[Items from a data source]
--------------------------------

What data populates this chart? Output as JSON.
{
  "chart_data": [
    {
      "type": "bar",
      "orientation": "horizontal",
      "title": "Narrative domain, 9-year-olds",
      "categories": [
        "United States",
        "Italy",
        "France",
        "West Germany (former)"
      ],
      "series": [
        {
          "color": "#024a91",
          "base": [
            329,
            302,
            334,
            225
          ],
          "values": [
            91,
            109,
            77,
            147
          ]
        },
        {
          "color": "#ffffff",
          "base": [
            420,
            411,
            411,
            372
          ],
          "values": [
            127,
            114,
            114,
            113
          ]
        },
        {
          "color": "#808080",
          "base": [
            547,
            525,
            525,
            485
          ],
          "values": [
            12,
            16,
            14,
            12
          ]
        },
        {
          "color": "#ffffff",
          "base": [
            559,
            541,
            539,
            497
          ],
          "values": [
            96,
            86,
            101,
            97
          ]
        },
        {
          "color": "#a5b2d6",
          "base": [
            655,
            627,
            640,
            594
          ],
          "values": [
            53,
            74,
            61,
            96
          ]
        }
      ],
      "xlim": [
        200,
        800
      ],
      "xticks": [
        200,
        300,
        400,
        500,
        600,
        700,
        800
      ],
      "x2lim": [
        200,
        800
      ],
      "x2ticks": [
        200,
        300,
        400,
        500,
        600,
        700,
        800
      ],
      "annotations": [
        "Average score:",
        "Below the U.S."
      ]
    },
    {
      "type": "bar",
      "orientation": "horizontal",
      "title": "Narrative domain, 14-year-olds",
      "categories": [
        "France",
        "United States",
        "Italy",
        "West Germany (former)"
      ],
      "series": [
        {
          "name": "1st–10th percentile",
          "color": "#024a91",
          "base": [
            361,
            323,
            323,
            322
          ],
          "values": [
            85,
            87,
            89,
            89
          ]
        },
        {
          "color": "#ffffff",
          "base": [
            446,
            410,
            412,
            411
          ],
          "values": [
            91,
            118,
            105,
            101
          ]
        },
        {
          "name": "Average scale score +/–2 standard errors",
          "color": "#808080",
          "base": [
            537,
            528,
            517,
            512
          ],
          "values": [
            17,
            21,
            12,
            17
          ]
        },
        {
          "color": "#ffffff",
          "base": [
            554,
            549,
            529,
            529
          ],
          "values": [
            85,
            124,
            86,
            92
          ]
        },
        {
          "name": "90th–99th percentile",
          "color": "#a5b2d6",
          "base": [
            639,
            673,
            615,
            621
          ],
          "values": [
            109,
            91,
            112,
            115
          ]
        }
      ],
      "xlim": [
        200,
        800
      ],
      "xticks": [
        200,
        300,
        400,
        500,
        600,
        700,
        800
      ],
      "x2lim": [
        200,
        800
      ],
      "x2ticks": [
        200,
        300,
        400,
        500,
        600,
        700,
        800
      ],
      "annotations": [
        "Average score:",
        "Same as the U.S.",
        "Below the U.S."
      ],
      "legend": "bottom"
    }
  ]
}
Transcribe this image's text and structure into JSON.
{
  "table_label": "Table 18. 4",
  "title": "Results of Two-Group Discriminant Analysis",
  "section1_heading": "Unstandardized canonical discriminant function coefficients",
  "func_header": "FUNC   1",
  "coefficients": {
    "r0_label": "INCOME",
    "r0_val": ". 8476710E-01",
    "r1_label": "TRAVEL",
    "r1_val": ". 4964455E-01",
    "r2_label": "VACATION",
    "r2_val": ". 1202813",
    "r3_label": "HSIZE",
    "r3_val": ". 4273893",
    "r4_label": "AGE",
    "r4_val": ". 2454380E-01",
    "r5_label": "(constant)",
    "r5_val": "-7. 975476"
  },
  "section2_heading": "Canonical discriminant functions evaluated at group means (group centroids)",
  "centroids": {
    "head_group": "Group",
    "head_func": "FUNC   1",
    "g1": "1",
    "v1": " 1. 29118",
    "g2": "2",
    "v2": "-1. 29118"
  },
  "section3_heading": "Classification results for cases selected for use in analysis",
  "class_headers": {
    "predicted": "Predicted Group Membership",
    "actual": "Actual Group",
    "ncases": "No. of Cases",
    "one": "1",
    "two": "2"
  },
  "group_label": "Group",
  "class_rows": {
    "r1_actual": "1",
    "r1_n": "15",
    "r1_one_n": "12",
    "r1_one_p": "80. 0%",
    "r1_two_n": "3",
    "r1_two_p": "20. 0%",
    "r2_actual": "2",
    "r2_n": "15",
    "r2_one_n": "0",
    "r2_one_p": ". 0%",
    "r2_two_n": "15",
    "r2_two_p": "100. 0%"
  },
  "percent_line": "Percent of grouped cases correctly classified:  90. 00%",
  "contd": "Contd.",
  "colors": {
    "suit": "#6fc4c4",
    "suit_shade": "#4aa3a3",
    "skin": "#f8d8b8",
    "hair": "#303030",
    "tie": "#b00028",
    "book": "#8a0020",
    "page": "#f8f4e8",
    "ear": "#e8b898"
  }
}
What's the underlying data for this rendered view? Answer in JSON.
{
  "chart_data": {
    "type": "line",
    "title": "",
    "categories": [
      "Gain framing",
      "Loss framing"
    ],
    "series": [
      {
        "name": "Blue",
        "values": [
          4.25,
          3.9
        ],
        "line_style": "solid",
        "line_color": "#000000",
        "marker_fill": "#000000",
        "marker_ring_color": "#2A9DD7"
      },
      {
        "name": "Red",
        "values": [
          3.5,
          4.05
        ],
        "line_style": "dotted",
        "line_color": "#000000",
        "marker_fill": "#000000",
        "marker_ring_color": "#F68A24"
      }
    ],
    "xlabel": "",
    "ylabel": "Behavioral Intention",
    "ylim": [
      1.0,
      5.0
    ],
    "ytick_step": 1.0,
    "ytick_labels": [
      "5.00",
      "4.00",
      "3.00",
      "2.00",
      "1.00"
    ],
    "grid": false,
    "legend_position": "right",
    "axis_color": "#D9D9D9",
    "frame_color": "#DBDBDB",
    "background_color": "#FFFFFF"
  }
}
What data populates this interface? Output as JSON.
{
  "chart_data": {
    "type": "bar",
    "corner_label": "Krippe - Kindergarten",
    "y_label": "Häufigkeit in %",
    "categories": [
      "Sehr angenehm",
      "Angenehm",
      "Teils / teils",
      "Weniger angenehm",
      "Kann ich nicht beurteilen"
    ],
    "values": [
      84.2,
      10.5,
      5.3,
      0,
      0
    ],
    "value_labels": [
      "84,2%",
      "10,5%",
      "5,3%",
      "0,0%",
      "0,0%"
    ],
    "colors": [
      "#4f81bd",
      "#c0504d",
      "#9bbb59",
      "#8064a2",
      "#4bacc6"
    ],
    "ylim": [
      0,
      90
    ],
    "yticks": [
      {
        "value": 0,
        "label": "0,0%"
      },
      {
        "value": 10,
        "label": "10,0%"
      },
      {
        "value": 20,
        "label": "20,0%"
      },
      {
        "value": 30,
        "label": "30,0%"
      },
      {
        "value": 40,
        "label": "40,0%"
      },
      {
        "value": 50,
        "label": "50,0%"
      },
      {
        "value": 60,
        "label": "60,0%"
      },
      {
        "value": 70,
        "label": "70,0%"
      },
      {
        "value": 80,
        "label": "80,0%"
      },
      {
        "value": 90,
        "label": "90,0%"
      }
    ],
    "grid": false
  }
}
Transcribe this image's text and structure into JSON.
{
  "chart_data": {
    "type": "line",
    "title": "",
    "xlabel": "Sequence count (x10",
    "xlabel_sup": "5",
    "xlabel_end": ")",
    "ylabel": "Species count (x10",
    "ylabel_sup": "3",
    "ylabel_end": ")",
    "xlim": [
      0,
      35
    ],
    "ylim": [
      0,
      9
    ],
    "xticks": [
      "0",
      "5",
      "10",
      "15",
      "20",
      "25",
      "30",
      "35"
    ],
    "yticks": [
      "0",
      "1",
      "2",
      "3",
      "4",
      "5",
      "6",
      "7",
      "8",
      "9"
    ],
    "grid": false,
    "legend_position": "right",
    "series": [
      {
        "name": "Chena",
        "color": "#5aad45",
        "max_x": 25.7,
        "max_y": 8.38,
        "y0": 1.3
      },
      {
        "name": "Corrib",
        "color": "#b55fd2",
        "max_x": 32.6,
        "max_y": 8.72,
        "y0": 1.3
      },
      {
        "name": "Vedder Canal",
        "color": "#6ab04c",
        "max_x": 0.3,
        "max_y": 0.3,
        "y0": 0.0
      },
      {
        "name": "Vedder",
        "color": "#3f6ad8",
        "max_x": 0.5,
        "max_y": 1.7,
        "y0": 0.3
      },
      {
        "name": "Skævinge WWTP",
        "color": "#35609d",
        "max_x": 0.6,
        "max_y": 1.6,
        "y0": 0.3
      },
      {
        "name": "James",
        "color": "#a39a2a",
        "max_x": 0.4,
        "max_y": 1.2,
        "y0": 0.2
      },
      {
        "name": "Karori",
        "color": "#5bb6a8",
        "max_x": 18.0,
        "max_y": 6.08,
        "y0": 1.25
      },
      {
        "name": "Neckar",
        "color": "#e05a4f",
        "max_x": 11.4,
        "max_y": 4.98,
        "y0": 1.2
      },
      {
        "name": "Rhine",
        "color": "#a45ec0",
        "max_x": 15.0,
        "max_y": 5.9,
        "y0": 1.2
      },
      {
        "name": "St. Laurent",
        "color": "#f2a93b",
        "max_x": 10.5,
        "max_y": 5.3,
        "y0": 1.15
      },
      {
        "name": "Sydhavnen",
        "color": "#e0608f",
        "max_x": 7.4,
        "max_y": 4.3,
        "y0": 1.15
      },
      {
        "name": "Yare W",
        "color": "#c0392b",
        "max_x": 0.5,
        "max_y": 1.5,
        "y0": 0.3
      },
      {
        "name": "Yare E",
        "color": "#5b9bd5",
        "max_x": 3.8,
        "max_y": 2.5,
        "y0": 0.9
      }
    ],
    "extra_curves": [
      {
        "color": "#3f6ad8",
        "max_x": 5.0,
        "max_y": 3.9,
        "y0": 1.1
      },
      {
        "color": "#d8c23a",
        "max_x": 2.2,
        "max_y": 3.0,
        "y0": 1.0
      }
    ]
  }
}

--------------------------------

Directions for this task >>
Among the records above, how many lines carry the string "title"? Reply with the number alone.

Correct response >>
5